**Exercise task**: List the lines of the data as a numbered list, from the first line through the line containing "x-tick-label: 2018 (1027, 731, 1075, 776)", inclusive, and leave out any blank lines.

Start Information shown

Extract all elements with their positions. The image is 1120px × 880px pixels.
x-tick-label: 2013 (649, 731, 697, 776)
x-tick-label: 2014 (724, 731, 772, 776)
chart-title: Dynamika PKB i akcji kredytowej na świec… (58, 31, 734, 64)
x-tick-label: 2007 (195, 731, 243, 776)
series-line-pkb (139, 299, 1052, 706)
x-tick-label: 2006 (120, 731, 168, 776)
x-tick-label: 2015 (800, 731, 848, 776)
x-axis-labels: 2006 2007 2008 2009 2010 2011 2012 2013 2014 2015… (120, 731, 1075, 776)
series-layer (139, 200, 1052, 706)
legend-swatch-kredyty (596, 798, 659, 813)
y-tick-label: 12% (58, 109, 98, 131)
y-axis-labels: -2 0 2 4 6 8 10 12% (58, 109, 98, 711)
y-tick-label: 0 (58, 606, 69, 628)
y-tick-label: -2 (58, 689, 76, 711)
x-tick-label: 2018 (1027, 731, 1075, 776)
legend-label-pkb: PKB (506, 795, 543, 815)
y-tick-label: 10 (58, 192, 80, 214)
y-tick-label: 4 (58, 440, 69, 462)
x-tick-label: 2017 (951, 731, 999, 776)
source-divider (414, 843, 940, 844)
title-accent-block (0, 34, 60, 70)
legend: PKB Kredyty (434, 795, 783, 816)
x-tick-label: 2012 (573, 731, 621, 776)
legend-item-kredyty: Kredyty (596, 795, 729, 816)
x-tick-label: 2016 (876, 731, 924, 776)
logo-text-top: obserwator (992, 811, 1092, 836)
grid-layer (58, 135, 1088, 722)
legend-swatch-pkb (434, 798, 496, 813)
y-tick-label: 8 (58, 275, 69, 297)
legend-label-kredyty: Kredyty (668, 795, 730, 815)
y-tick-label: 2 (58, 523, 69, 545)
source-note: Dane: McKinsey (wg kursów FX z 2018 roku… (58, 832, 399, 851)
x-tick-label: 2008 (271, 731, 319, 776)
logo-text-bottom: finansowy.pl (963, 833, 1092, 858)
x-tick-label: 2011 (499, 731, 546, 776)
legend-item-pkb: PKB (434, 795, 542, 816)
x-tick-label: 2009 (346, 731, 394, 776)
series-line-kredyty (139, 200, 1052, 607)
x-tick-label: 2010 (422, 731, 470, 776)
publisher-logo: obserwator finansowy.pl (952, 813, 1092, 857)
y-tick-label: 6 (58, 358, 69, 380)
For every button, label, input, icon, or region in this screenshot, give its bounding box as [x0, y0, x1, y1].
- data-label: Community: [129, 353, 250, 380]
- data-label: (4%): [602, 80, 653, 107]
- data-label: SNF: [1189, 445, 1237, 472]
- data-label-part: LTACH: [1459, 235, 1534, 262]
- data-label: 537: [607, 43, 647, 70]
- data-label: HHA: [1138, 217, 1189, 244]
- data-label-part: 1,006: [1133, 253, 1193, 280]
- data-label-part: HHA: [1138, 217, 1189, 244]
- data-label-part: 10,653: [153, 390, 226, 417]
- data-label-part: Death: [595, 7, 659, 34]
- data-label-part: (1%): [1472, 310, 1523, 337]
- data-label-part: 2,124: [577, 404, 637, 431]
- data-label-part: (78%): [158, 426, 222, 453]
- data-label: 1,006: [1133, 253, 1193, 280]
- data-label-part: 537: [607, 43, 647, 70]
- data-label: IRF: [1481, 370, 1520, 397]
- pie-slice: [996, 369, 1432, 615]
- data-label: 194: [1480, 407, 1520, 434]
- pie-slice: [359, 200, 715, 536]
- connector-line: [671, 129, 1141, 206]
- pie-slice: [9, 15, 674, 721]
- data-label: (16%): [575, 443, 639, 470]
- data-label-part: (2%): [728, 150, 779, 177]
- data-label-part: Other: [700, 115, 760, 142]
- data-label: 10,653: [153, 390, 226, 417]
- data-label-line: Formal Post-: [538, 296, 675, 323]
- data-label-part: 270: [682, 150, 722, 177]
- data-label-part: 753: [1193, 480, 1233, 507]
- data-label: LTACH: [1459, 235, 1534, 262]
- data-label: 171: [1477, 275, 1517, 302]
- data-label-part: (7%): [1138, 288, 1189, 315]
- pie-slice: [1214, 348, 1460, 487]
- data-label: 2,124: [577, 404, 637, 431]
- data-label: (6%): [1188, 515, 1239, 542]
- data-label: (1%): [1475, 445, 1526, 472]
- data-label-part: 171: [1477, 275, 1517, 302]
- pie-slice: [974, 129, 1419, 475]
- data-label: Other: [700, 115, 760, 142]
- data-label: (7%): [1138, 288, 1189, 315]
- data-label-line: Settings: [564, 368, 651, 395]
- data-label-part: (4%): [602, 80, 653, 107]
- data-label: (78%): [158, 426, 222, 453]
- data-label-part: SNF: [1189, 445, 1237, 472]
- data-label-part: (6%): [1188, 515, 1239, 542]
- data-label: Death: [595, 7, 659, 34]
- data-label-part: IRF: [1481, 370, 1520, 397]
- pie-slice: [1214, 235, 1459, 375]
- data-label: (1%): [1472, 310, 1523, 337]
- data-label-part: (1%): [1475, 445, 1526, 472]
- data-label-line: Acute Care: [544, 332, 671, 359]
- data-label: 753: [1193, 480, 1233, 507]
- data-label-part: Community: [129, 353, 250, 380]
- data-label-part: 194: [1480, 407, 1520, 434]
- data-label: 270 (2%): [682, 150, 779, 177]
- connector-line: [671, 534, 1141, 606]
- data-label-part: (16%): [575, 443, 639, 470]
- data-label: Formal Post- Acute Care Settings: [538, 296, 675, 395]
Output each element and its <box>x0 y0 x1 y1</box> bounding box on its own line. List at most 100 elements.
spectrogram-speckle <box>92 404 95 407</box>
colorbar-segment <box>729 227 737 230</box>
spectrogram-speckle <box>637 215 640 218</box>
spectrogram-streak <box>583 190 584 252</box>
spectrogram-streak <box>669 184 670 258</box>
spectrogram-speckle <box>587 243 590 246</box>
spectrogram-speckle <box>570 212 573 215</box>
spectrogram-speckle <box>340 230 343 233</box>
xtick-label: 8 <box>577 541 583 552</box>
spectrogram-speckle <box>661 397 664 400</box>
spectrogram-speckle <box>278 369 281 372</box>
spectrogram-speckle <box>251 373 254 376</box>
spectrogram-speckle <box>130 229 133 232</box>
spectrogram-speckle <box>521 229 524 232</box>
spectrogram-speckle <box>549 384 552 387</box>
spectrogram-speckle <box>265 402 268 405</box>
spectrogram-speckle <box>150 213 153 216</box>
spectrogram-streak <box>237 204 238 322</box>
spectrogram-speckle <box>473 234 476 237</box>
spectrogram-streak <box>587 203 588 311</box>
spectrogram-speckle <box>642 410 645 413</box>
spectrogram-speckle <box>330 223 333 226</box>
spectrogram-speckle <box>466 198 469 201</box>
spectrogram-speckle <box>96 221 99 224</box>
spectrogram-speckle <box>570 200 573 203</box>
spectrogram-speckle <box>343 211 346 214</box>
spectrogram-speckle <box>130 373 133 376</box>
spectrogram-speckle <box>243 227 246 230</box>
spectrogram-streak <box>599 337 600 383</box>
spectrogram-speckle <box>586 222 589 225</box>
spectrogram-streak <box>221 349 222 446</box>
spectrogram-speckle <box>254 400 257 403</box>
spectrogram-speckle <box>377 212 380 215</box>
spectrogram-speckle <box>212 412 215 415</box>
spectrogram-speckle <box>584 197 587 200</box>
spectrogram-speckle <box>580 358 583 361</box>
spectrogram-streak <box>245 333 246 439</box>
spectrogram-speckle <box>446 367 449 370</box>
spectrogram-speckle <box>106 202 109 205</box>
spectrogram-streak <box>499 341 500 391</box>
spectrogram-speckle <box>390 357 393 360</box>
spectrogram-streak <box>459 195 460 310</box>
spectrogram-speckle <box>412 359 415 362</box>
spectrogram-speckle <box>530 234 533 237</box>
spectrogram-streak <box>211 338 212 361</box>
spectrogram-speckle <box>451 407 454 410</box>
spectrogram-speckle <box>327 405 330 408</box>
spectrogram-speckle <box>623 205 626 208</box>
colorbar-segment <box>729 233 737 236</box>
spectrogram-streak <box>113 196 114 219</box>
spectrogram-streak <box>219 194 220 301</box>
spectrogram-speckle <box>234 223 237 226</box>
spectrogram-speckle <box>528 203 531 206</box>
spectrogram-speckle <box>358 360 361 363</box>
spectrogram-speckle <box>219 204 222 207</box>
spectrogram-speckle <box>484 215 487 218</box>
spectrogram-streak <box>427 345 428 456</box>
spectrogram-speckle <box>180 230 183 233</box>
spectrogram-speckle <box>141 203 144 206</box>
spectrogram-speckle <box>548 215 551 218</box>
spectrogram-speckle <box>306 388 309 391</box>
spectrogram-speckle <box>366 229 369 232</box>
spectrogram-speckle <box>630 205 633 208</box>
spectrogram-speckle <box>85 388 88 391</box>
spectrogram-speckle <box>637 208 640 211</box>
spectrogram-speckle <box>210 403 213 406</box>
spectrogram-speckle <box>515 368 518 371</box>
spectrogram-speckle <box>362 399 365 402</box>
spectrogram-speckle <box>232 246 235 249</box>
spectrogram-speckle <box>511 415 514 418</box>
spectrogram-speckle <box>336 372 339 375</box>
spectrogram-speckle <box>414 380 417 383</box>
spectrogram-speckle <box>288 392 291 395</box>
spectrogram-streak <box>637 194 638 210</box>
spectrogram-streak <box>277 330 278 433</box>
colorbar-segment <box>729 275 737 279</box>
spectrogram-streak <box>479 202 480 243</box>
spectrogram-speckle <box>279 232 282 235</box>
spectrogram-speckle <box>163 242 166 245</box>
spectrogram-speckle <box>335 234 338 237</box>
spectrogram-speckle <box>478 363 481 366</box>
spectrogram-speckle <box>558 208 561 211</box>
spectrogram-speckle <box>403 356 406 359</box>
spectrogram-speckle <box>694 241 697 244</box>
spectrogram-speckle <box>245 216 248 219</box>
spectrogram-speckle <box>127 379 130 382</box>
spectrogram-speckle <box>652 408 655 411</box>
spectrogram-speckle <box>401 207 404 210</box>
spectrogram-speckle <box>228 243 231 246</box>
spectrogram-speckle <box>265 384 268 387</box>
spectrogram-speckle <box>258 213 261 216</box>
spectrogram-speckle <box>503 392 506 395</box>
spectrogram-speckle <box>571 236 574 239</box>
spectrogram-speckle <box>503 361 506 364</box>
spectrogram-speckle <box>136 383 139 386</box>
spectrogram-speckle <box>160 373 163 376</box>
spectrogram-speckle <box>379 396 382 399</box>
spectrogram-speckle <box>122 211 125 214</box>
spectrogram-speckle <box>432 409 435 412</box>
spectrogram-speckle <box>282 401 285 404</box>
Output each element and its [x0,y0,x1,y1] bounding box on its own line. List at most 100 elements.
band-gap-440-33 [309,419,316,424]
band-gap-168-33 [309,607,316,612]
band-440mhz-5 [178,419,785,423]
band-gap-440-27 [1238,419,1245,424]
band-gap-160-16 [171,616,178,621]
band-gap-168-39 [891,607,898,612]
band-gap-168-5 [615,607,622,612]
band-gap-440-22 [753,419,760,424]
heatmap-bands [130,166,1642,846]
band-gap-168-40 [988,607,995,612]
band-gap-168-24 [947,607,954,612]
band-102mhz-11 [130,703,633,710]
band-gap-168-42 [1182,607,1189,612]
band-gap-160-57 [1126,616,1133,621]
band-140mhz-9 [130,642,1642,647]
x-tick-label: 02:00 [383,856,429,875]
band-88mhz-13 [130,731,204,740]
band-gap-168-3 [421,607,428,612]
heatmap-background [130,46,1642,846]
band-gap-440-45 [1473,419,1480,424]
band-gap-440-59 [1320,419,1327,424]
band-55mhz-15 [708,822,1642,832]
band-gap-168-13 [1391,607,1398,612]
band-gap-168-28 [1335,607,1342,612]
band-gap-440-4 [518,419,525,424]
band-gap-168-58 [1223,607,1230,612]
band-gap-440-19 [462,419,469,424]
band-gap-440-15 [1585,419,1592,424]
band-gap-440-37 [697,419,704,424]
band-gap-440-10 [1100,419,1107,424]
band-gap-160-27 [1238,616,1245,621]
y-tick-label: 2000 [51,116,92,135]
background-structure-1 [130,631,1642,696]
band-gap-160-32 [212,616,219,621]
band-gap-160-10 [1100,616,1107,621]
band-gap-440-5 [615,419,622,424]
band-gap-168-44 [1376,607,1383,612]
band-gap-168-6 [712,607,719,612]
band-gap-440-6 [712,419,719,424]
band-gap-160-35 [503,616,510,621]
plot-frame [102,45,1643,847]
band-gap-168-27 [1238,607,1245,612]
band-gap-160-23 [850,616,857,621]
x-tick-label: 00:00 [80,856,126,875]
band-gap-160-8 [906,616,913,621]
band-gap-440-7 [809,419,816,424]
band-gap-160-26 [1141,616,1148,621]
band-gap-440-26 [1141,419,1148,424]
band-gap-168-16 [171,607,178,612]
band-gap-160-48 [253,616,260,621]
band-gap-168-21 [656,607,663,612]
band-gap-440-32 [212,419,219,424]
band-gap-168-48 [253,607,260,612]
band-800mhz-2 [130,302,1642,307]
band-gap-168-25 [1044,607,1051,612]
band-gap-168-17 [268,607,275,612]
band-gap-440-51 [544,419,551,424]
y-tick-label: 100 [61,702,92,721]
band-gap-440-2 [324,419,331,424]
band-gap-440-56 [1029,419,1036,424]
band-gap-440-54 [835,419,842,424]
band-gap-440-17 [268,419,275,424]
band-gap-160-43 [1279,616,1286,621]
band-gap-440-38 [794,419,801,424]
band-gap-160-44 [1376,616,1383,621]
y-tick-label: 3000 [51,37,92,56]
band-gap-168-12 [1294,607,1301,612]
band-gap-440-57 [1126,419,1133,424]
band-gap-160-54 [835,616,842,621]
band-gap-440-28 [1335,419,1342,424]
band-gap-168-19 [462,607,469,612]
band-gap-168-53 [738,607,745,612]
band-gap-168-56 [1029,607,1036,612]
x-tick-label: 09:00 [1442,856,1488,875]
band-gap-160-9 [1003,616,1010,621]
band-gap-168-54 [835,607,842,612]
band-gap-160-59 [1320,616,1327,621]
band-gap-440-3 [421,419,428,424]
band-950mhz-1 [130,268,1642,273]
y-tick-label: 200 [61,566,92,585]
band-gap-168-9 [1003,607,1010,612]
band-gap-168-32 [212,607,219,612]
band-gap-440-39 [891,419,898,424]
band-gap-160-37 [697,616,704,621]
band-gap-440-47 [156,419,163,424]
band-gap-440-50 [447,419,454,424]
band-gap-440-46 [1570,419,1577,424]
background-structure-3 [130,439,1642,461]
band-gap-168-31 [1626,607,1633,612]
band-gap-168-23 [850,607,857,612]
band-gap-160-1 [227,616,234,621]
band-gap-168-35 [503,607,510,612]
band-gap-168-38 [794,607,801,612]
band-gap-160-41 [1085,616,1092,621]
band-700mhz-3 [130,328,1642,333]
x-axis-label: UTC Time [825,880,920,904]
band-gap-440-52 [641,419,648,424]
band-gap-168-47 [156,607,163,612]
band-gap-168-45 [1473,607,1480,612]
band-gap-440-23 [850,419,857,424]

End Information shown

**Output of the exercise**:
1. Extract all elements with their positions. The image is 1120px × 880px pixels.
2. x-tick-label: 2013 (649, 731, 697, 776)
3. x-tick-label: 2014 (724, 731, 772, 776)
4. chart-title: Dynamika PKB i akcji kredytowej na świec… (58, 31, 734, 64)
5. x-tick-label: 2007 (195, 731, 243, 776)
6. series-line-pkb (139, 299, 1052, 706)
7. x-tick-label: 2006 (120, 731, 168, 776)
8. x-tick-label: 2015 (800, 731, 848, 776)
9. x-axis-labels: 2006 2007 2008 2009 2010 2011 2012 2013 2014 2015… (120, 731, 1075, 776)
10. series-layer (139, 200, 1052, 706)
11. legend-swatch-kredyty (596, 798, 659, 813)
12. y-tick-label: 12% (58, 109, 98, 131)
13. y-axis-labels: -2 0 2 4 6 8 10 12% (58, 109, 98, 711)
14. y-tick-label: 0 (58, 606, 69, 628)
15. y-tick-label: -2 (58, 689, 76, 711)
16. x-tick-label: 2018 (1027, 731, 1075, 776)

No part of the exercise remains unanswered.